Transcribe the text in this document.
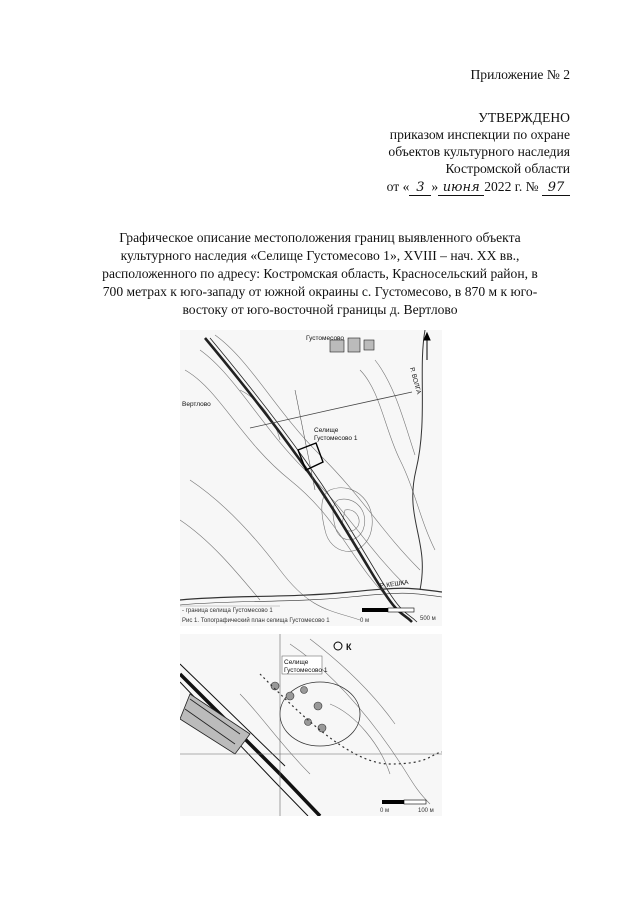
Приложение № 2
УТВЕРЖДЕНО
приказом инспекции по охране
объектов культурного наследия
Костромской области
от « 3 » июня 2022 г. № 97
Графическое описание местоположения границ выявленного объекта
культурного наследия «Селище Густомесово 1», XVIII – нач. XX вв.,
расположенного по адресу: Костромская область, Красносельский район, в
700 метрах к юго-западу от южной окраины с. Густомесово, в 870 м к юго-
востоку от юго-восточной границы д. Вертлово
Густомесово
Вертлово
Р. ВОЛГА
Р. КЕШКА
Селище
Густомесово 1
0 м	500 м
- граница селища Густомесово 1
Рис 1. Топографический план селища Густомесово 1
К
Селище
Густомесово 1
0 м	100 м
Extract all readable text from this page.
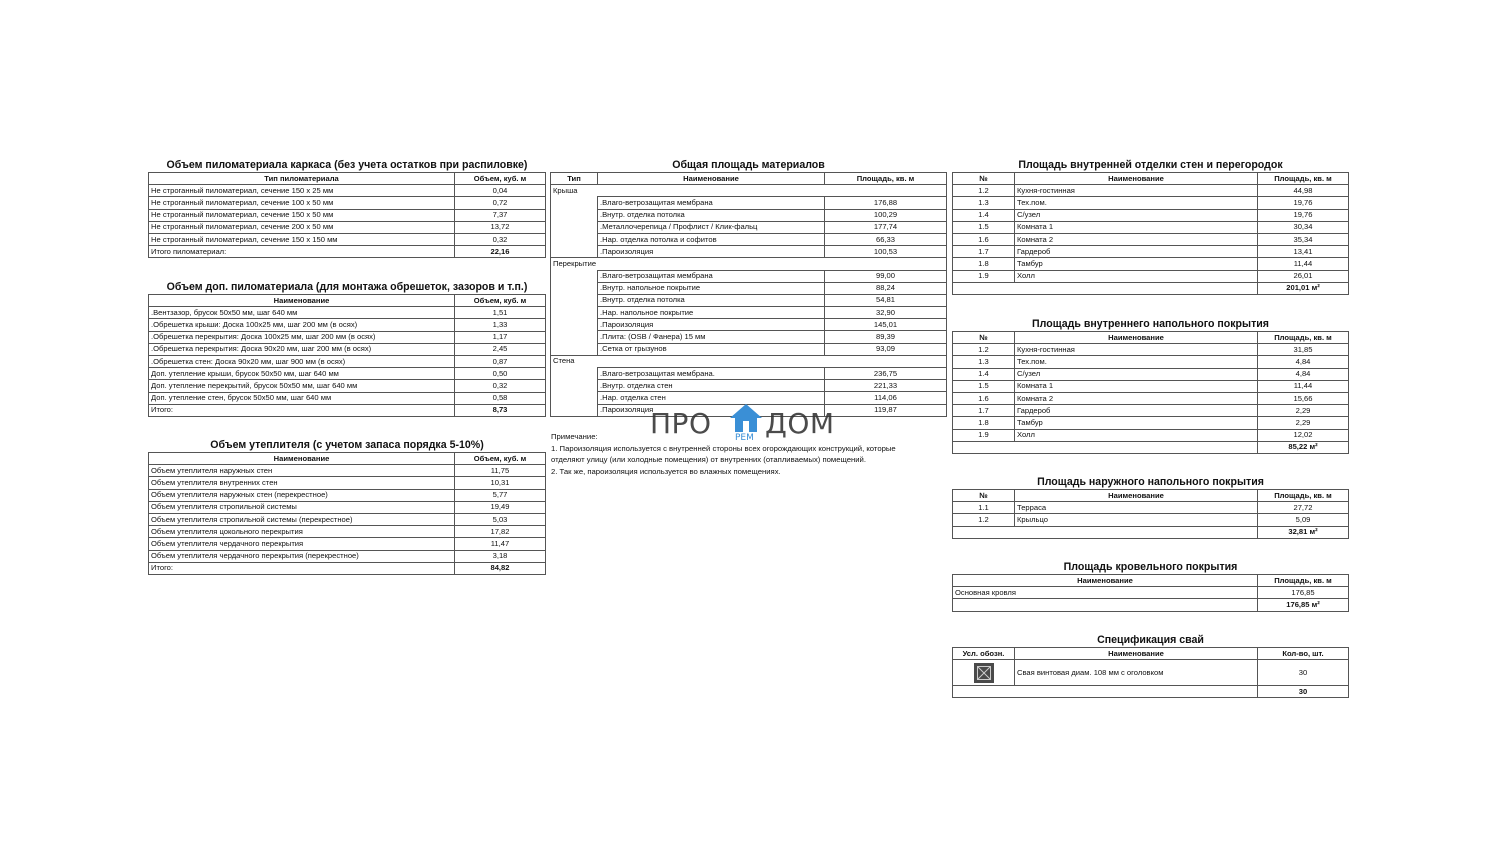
Объем пиломатериала каркаса (без учета остатков при распиловке)
Тип пиломатериала	Объем, куб. м
Не строганный пиломатериал, сечение 150 х 25 мм	0,04
Не строганный пиломатериал, сечение 100 х 50 мм	0,72
Не строганный пиломатериал, сечение 150 х 50 мм	7,37
Не строганный пиломатериал, сечение 200 х 50 мм	13,72
Не строганный пиломатериал, сечение 150 х 150 мм	0,32
Итого пиломатериал:	22,16
Объем доп. пиломатериала (для монтажа обрешеток, зазоров и т.п.)
Наименование	Объем, куб. м
.Вентзазор, брусок 50х50 мм, шаг 640 мм	1,51
.Обрешетка крыши: Доска 100х25 мм, шаг 200 мм (в осях)	1,33
.Обрешетка перекрытия: Доска 100х25 мм, шаг 200 мм (в осях)	1,17
.Обрешетка перекрытия: Доска 90х20 мм, шаг 200 мм (в осях)	2,45
.Обрешетка стен: Доска 90х20 мм, шаг 900 мм (в осях)	0,87
Доп. утепление крыши, брусок 50х50 мм, шаг 640 мм	0,50
Доп. утепление перекрытий, брусок 50х50 мм, шаг 640 мм	0,32
Доп. утепление стен, брусок 50х50 мм, шаг 640 мм	0,58
Итого:	8,73
Объем утеплителя (с учетом запаса порядка 5-10%)
Наименование	Объем, куб. м
Объем утеплителя наружных стен	11,75
Объем утеплителя внутренних стен	10,31
Объем утеплителя наружных стен (перекрестное)	5,77
Объем утеплителя стропильной системы	19,49
Объем утеплителя стропильной системы (перекрестное)	5,03
Объем утеплителя цокольного перекрытия	17,82
Объем утеплителя чердачного перекрытия	11,47
Объем утеплителя чердачного перекрытия (перекрестное)	3,18
Итого:	84,82
Общая площадь материалов
Тип	Наименование	Площадь, кв. м
Крыша		
	.Влаго-ветрозащитая мембрана	176,88
	.Внутр. отделка потолка	100,29
	.Металлочерепица / Профлист / Клик-фальц	177,74
	.Нар. отделка потолка и софитов	66,33
	.Пароизоляция	100,53
Перекрытие		
	.Влаго-ветрозащитая мембрана	99,00
	.Внутр. напольное покрытие	88,24
	.Внутр. отделка потолка	54,81
	.Нар. напольное покрытие	32,90
	.Пароизоляция	145,01
	.Плита: (OSB / Фанера) 15 мм	89,39
	.Сетка от грызунов	93,09
Стена		
	.Влаго-ветрозащитая мембрана.	236,75
	.Внутр. отделка стен	221,33
	.Нар. отделка стен	114,06
	.Пароизоляция	119,87
ПРО	РЕМ ДОМ
Примечание:
1. Пароизоляция используется с внутренней стороны всех огорождающих конструкций, которые
отделяют улицу (или холодные помещения) от внутренних (отапливаемых) помещений.
2. Так же, пароизоляция используется во влажных помещениях.
Площадь внутренней отделки стен и перегородок
№	Наименование	Площадь, кв. м
1.2	Кухня-гостинная	44,98
1.3	Тех.пом.	19,76
1.4	С/узел	19,76
1.5	Комната 1	30,34
1.6	Комната 2	35,34
1.7	Гардероб	13,41
1.8	Тамбур	11,44
1.9	Холл	26,01
		201,01 м²
Площадь внутреннего напольного покрытия
№	Наименование	Площадь, кв. м
1.2	Кухня-гостинная	31,85
1.3	Тех.пом.	4,84
1.4	С/узел	4,84
1.5	Комната 1	11,44
1.6	Комната 2	15,66
1.7	Гардероб	2,29
1.8	Тамбур	2,29
1.9	Холл	12,02
		85,22 м²
Площадь наружного напольного покрытия
№	Наименование	Площадь, кв. м
1.1	Терраса	27,72
1.2	Крыльцо	5,09
		32,81 м²
Площадь кровельного покрытия
Наименование	Площадь, кв. м
Основная кровля	176,85
	176,85 м²
Спецификация свай
Усл. обозн.	Наименование	Кол-во, шт.

	Свая винтовая диам. 108 мм с оголовком	30
		30
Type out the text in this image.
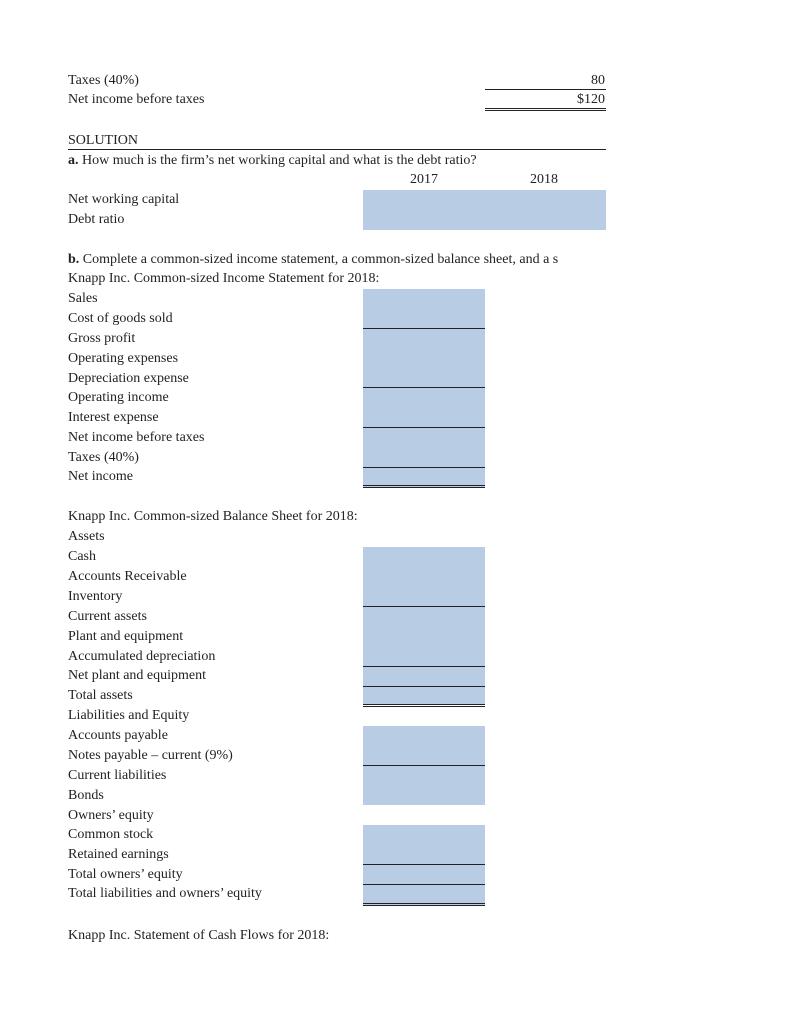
Taxes (40%)	80
Net income before taxes	$120
SOLUTION
a. How much is the firm’s net working capital and what is the debt ratio?
2017	2018
Net working capital
Debt ratio
b. Complete a common-sized income statement, a common-sized balance sheet, and a s
Knapp Inc. Common-sized Income Statement for 2018:
Sales
Cost of goods sold
Gross profit
Operating expenses
Depreciation expense
Operating income
Interest expense
Net income before taxes
Taxes (40%)
Net income
Knapp Inc. Common-sized Balance Sheet for 2018:
Assets
Cash
Accounts Receivable
Inventory
Current assets
Plant and equipment
Accumulated depreciation
Net plant and equipment
Total assets
Liabilities and Equity
Accounts payable
Notes payable – current (9%)
Current liabilities
Bonds
Owners’ equity
Common stock
Retained earnings
Total owners’ equity
Total liabilities and owners’ equity
Knapp Inc. Statement of Cash Flows for 2018:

**What you should do**
Make an exact copy of every record, pictures excluded.

**Full solution**
Transcribe the text in this document.
Приложение № 2
УТВЕРЖДЕНО
приказом инспекции по охране
объектов культурного наследия
Костромской области
от « 3 » июня 2022 г. № 97
Графическое описание местоположения границ выявленного объекта
культурного наследия «Селище Густомесово 1», XVIII – нач. XX вв.,
расположенного по адресу: Костромская область, Красносельский район, в
700 метрах к юго-западу от южной окраины с. Густомесово, в 870 м к юго-
востоку от юго-восточной границы д. Вертлово
Густомесово
Вертлово
Р. ВОЛГА
Р. КЕШКА
Селище
Густомесово 1
0 м	500 м
- граница селища Густомесово 1
Рис 1. Топографический план селища Густомесово 1
К
Селище
Густомесово 1
0 м	100 м
Extract all readable text from this page.
Объем пиломатериала каркаса (без учета остатков при распиловке)
Тип пиломатериала	Объем, куб. м
Не строганный пиломатериал, сечение 150 х 25 мм	0,04
Не строганный пиломатериал, сечение 100 х 50 мм	0,72
Не строганный пиломатериал, сечение 150 х 50 мм	7,37
Не строганный пиломатериал, сечение 200 х 50 мм	13,72
Не строганный пиломатериал, сечение 150 х 150 мм	0,32
Итого пиломатериал:	22,16
Объем доп. пиломатериала (для монтажа обрешеток, зазоров и т.п.)
Наименование	Объем, куб. м
.Вентзазор, брусок 50х50 мм, шаг 640 мм	1,51
.Обрешетка крыши: Доска 100х25 мм, шаг 200 мм (в осях)	1,33
.Обрешетка перекрытия: Доска 100х25 мм, шаг 200 мм (в осях)	1,17
.Обрешетка перекрытия: Доска 90х20 мм, шаг 200 мм (в осях)	2,45
.Обрешетка стен: Доска 90х20 мм, шаг 900 мм (в осях)	0,87
Доп. утепление крыши, брусок 50х50 мм, шаг 640 мм	0,50
Доп. утепление перекрытий, брусок 50х50 мм, шаг 640 мм	0,32
Доп. утепление стен, брусок 50х50 мм, шаг 640 мм	0,58
Итого:	8,73
Объем утеплителя (с учетом запаса порядка 5-10%)
Наименование	Объем, куб. м
Объем утеплителя наружных стен	11,75
Объем утеплителя внутренних стен	10,31
Объем утеплителя наружных стен (перекрестное)	5,77
Объем утеплителя стропильной системы	19,49
Объем утеплителя стропильной системы (перекрестное)	5,03
Объем утеплителя цокольного перекрытия	17,82
Объем утеплителя чердачного перекрытия	11,47
Объем утеплителя чердачного перекрытия (перекрестное)	3,18
Итого:	84,82
Общая площадь материалов
Тип	Наименование	Площадь, кв. м
Крыша		
	.Влаго-ветрозащитая мембрана	176,88
	.Внутр. отделка потолка	100,29
	.Металлочерепица / Профлист / Клик-фальц	177,74
	.Нар. отделка потолка и софитов	66,33
	.Пароизоляция	100,53
Перекрытие		
	.Влаго-ветрозащитая мембрана	99,00
	.Внутр. напольное покрытие	88,24
	.Внутр. отделка потолка	54,81
	.Нар. напольное покрытие	32,90
	.Пароизоляция	145,01
	.Плита: (OSB / Фанера) 15 мм	89,39
	.Сетка от грызунов	93,09
Стена		
	.Влаго-ветрозащитая мембрана.	236,75
	.Внутр. отделка стен	221,33
	.Нар. отделка стен	114,06
	.Пароизоляция	119,87
ПРО	РЕМ ДОМ
Примечание:
1. Пароизоляция используется с внутренней стороны всех огорождающих конструкций, которые
отделяют улицу (или холодные помещения) от внутренних (отапливаемых) помещений.
2. Так же, пароизоляция используется во влажных помещениях.
Площадь внутренней отделки стен и перегородок
№	Наименование	Площадь, кв. м
1.2	Кухня-гостинная	44,98
1.3	Тех.пом.	19,76
1.4	С/узел	19,76
1.5	Комната 1	30,34
1.6	Комната 2	35,34
1.7	Гардероб	13,41
1.8	Тамбур	11,44
1.9	Холл	26,01
		201,01 м²
Площадь внутреннего напольного покрытия
№	Наименование	Площадь, кв. м
1.2	Кухня-гостинная	31,85
1.3	Тех.пом.	4,84
1.4	С/узел	4,84
1.5	Комната 1	11,44
1.6	Комната 2	15,66
1.7	Гардероб	2,29
1.8	Тамбур	2,29
1.9	Холл	12,02
		85,22 м²
Площадь наружного напольного покрытия
№	Наименование	Площадь, кв. м
1.1	Терраса	27,72
1.2	Крыльцо	5,09
		32,81 м²
Площадь кровельного покрытия
Наименование	Площадь, кв. м
Основная кровля	176,85
	176,85 м²
Спецификация свай
Усл. обозн.	Наименование	Кол-во, шт.

	Свая винтовая диам. 108 мм с оголовком	30
		30
Type out the text in this image.
Taxes (40%)	80
Net income before taxes	$120
SOLUTION
a. How much is the firm’s net working capital and what is the debt ratio?
2017	2018
Net working capital
Debt ratio
b. Complete a common-sized income statement, a common-sized balance sheet, and a s
Knapp Inc. Common-sized Income Statement for 2018:
Sales
Cost of goods sold
Gross profit
Operating expenses
Depreciation expense
Operating income
Interest expense
Net income before taxes
Taxes (40%)
Net income
Knapp Inc. Common-sized Balance Sheet for 2018:
Assets
Cash
Accounts Receivable
Inventory
Current assets
Plant and equipment
Accumulated depreciation
Net plant and equipment
Total assets
Liabilities and Equity
Accounts payable
Notes payable – current (9%)
Current liabilities
Bonds
Owners’ equity
Common stock
Retained earnings
Total owners’ equity
Total liabilities and owners’ equity
Knapp Inc. Statement of Cash Flows for 2018:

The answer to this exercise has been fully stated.